▶ [Work required]
Repeat the entire listing exactly.
------------------------------------------------------------------------
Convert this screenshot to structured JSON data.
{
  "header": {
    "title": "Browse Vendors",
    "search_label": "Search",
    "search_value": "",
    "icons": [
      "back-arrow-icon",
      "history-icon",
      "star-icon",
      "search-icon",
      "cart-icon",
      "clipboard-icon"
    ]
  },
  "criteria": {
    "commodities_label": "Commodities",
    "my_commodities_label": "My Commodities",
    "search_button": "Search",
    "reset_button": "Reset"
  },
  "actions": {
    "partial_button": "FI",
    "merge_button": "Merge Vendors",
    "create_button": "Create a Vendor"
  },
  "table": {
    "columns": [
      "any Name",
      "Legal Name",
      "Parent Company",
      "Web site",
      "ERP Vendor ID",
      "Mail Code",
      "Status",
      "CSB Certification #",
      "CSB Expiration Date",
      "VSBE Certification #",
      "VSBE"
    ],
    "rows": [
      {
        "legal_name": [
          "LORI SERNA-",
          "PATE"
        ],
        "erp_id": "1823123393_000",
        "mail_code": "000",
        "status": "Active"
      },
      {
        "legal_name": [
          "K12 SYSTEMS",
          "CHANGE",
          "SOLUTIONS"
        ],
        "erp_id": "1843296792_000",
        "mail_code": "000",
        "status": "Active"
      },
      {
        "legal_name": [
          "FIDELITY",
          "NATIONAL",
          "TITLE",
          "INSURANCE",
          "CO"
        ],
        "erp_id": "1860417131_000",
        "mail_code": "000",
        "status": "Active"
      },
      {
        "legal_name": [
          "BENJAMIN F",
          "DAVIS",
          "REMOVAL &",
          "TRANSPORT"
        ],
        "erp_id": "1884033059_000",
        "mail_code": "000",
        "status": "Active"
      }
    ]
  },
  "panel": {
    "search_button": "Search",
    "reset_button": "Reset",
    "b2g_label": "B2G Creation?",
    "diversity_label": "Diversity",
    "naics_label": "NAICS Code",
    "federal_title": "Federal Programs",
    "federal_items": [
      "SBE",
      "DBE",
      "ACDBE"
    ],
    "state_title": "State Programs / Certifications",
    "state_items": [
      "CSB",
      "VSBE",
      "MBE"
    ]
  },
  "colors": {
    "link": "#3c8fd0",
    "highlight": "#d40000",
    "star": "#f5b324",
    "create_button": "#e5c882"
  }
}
------------------------------------------------------------------------
▶ [Written solution]
Convert this screenshot to structured JSON data.
{
  "header": {
    "title": "Browse Vendors",
    "search_label": "Search",
    "search_value": "",
    "icons": [
      "back-arrow-icon",
      "history-icon",
      "star-icon",
      "search-icon",
      "cart-icon",
      "clipboard-icon"
    ]
  },
  "criteria": {
    "commodities_label": "Commodities",
    "my_commodities_label": "My Commodities",
    "search_button": "Search",
    "reset_button": "Reset"
  },
  "actions": {
    "partial_button": "FI",
    "merge_button": "Merge Vendors",
    "create_button": "Create a Vendor"
  },
  "table": {
    "columns": [
      "any Name",
      "Legal Name",
      "Parent Company",
      "Web site",
      "ERP Vendor ID",
      "Mail Code",
      "Status",
      "CSB Certification #",
      "CSB Expiration Date",
      "VSBE Certification #",
      "VSBE"
    ],
    "rows": [
      {
        "legal_name": [
          "LORI SERNA-",
          "PATE"
        ],
        "erp_id": "1823123393_000",
        "mail_code": "000",
        "status": "Active"
      },
      {
        "legal_name": [
          "K12 SYSTEMS",
          "CHANGE",
          "SOLUTIONS"
        ],
        "erp_id": "1843296792_000",
        "mail_code": "000",
        "status": "Active"
      },
      {
        "legal_name": [
          "FIDELITY",
          "NATIONAL",
          "TITLE",
          "INSURANCE",
          "CO"
        ],
        "erp_id": "1860417131_000",
        "mail_code": "000",
        "status": "Active"
      },
      {
        "legal_name": [
          "BENJAMIN F",
          "DAVIS",
          "REMOVAL &",
          "TRANSPORT"
        ],
        "erp_id": "1884033059_000",
        "mail_code": "000",
        "status": "Active"
      }
    ]
  },
  "panel": {
    "search_button": "Search",
    "reset_button": "Reset",
    "b2g_label": "B2G Creation?",
    "diversity_label": "Diversity",
    "naics_label": "NAICS Code",
    "federal_title": "Federal Programs",
    "federal_items": [
      "SBE",
      "DBE",
      "ACDBE"
    ],
    "state_title": "State Programs / Certifications",
    "state_items": [
      "CSB",
      "VSBE",
      "MBE"
    ]
  },
  "colors": {
    "link": "#3c8fd0",
    "highlight": "#d40000",
    "star": "#f5b324",
    "create_button": "#e5c882"
  }
}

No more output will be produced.